(Recorded data)
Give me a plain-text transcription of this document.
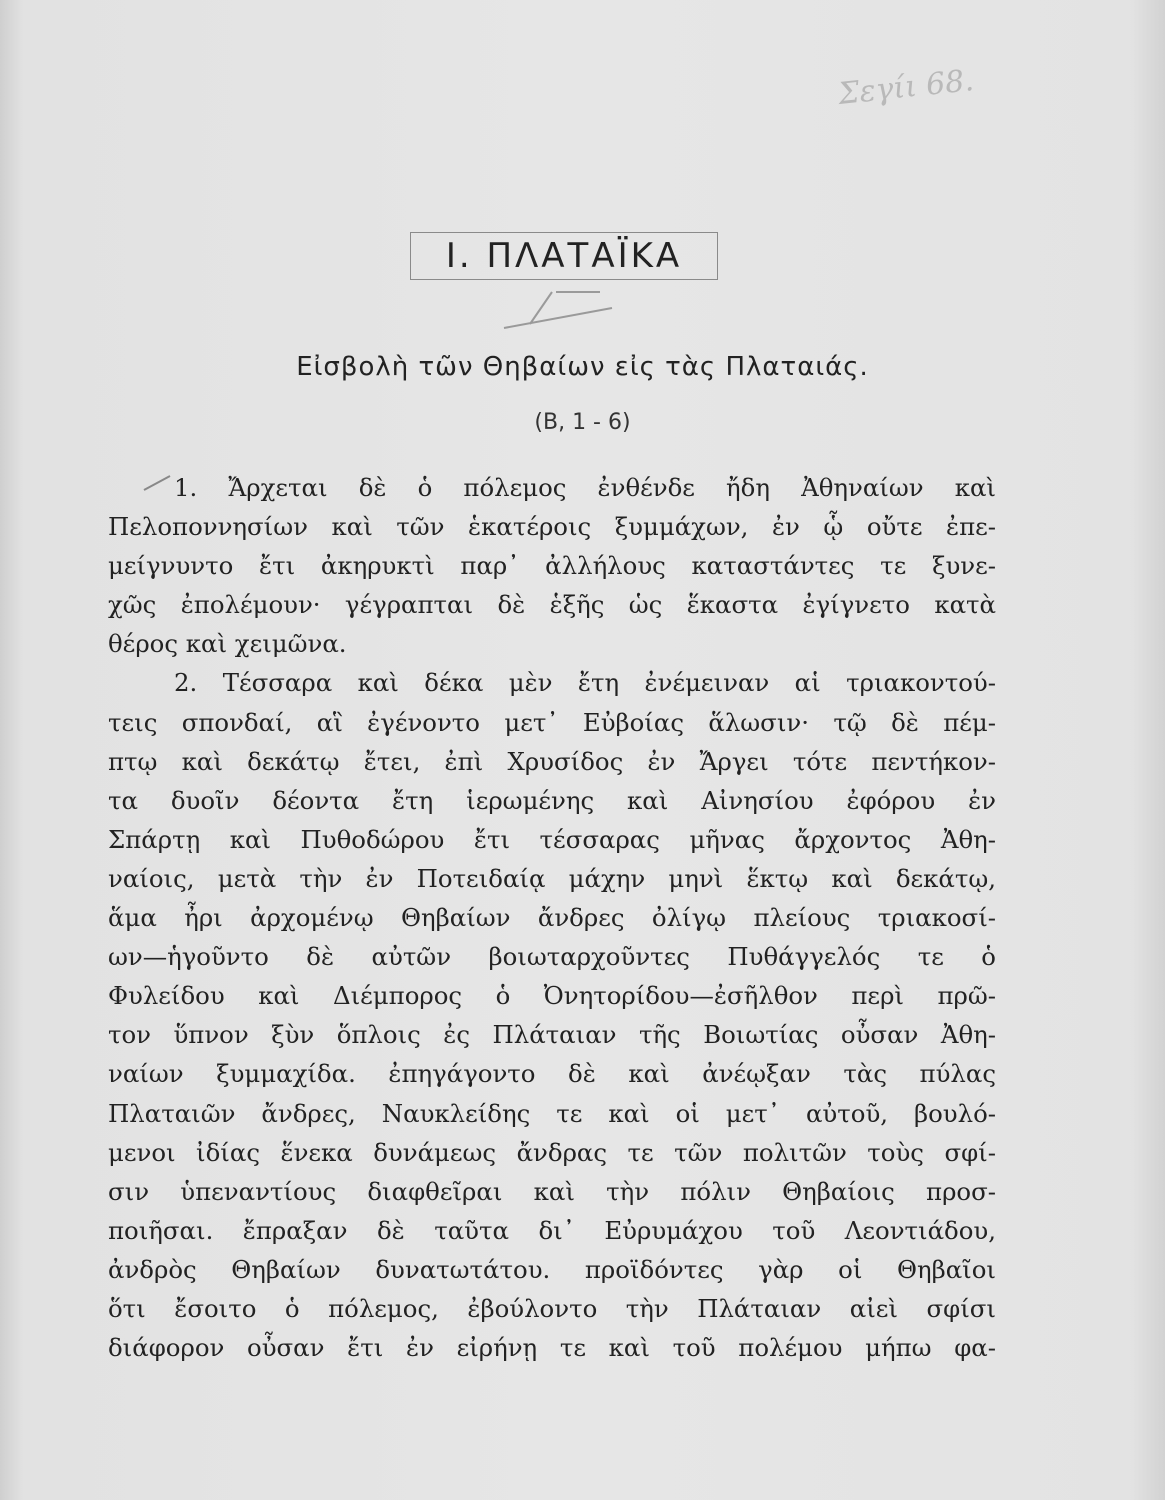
Σεγίι 68.
I. ΠΛΑΤΑΪΚΑ
Εἰσβολὴ τῶν Θηβαίων εἰς τὰς Πλαταιάς.
(Β, 1 - 6)
1. Ἄρχεται δὲ ὁ πόλεμος ἐνθένδε ἤδη Ἀθηναίων καὶ
Πελοποννησίων καὶ τῶν ἑκατέροις ξυμμάχων, ἐν ᾧ οὔτε ἐπε-
μείγνυντο ἔτι ἀκηρυκτὶ παρ᾽ ἀλλήλους καταστάντες τε ξυνε-
χῶς ἐπολέμουν· γέγραπται δὲ ἑξῆς ὡς ἕκαστα ἐγίγνετο κατὰ
θέρος καὶ χειμῶνα.
2. Τέσσαρα καὶ δέκα μὲν ἔτη ἐνέμειναν αἱ τριακοντού-
τεις σπονδαί, αἳ ἐγένοντο μετ᾽ Εὐβοίας ἅλωσιν· τῷ δὲ πέμ-
πτῳ καὶ δεκάτῳ ἔτει, ἐπὶ Χρυσίδος ἐν Ἄργει τότε πεντήκον-
τα δυοῖν δέοντα ἔτη ἱερωμένης καὶ Αἰνησίου ἐφόρου ἐν
Σπάρτῃ καὶ Πυθοδώρου ἔτι τέσσαρας μῆνας ἄρχοντος Ἀθη-
ναίοις, μετὰ τὴν ἐν Ποτειδαίᾳ μάχην μηνὶ ἕκτῳ καὶ δεκάτῳ,
ἅμα ἦρι ἀρχομένῳ Θηβαίων ἄνδρες ὀλίγῳ πλείους τριακοσί-
ων—ἡγοῦντο δὲ αὐτῶν βοιωταρχοῦντες Πυθάγγελός τε ὁ
Φυλείδου καὶ Διέμπορος ὁ Ὀνητορίδου—ἐσῆλθον περὶ πρῶ-
τον ὕπνον ξὺν ὅπλοις ἐς Πλάταιαν τῆς Βοιωτίας οὖσαν Ἀθη-
ναίων ξυμμαχίδα. ἐπηγάγοντο δὲ καὶ ἀνέῳξαν τὰς πύλας
Πλαταιῶν ἄνδρες, Ναυκλείδης τε καὶ οἱ μετ᾽ αὐτοῦ, βουλό-
μενοι ἰδίας ἕνεκα δυνάμεως ἄνδρας τε τῶν πολιτῶν τοὺς σφί-
σιν ὑπεναντίους διαφθεῖραι καὶ τὴν πόλιν Θηβαίοις προσ-
ποιῆσαι. ἔπραξαν δὲ ταῦτα δι᾽ Εὐρυμάχου τοῦ Λεοντιάδου,
ἀνδρὸς Θηβαίων δυνατωτάτου. προϊδόντες γὰρ οἱ Θηβαῖοι
ὅτι ἔσοιτο ὁ πόλεμος, ἐβούλοντο τὴν Πλάταιαν αἰεὶ σφίσι
διάφορον οὖσαν ἔτι ἐν εἰρήνῃ τε καὶ τοῦ πολέμου μήπω φα-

Short problem: Repeat the data exactly, without the pictures.

Result for this task:
Give me a plain-text transcription of this document.
Σεγίι 68.
I. ΠΛΑΤΑΪΚΑ
Εἰσβολὴ τῶν Θηβαίων εἰς τὰς Πλαταιάς.
(Β, 1 - 6)
1. Ἄρχεται δὲ ὁ πόλεμος ἐνθένδε ἤδη Ἀθηναίων καὶ
Πελοποννησίων καὶ τῶν ἑκατέροις ξυμμάχων, ἐν ᾧ οὔτε ἐπε-
μείγνυντο ἔτι ἀκηρυκτὶ παρ᾽ ἀλλήλους καταστάντες τε ξυνε-
χῶς ἐπολέμουν· γέγραπται δὲ ἑξῆς ὡς ἕκαστα ἐγίγνετο κατὰ
θέρος καὶ χειμῶνα.
2. Τέσσαρα καὶ δέκα μὲν ἔτη ἐνέμειναν αἱ τριακοντού-
τεις σπονδαί, αἳ ἐγένοντο μετ᾽ Εὐβοίας ἅλωσιν· τῷ δὲ πέμ-
πτῳ καὶ δεκάτῳ ἔτει, ἐπὶ Χρυσίδος ἐν Ἄργει τότε πεντήκον-
τα δυοῖν δέοντα ἔτη ἱερωμένης καὶ Αἰνησίου ἐφόρου ἐν
Σπάρτῃ καὶ Πυθοδώρου ἔτι τέσσαρας μῆνας ἄρχοντος Ἀθη-
ναίοις, μετὰ τὴν ἐν Ποτειδαίᾳ μάχην μηνὶ ἕκτῳ καὶ δεκάτῳ,
ἅμα ἦρι ἀρχομένῳ Θηβαίων ἄνδρες ὀλίγῳ πλείους τριακοσί-
ων—ἡγοῦντο δὲ αὐτῶν βοιωταρχοῦντες Πυθάγγελός τε ὁ
Φυλείδου καὶ Διέμπορος ὁ Ὀνητορίδου—ἐσῆλθον περὶ πρῶ-
τον ὕπνον ξὺν ὅπλοις ἐς Πλάταιαν τῆς Βοιωτίας οὖσαν Ἀθη-
ναίων ξυμμαχίδα. ἐπηγάγοντο δὲ καὶ ἀνέῳξαν τὰς πύλας
Πλαταιῶν ἄνδρες, Ναυκλείδης τε καὶ οἱ μετ᾽ αὐτοῦ, βουλό-
μενοι ἰδίας ἕνεκα δυνάμεως ἄνδρας τε τῶν πολιτῶν τοὺς σφί-
σιν ὑπεναντίους διαφθεῖραι καὶ τὴν πόλιν Θηβαίοις προσ-
ποιῆσαι. ἔπραξαν δὲ ταῦτα δι᾽ Εὐρυμάχου τοῦ Λεοντιάδου,
ἀνδρὸς Θηβαίων δυνατωτάτου. προϊδόντες γὰρ οἱ Θηβαῖοι
ὅτι ἔσοιτο ὁ πόλεμος, ἐβούλοντο τὴν Πλάταιαν αἰεὶ σφίσι
διάφορον οὖσαν ἔτι ἐν εἰρήνῃ τε καὶ τοῦ πολέμου μήπω φα-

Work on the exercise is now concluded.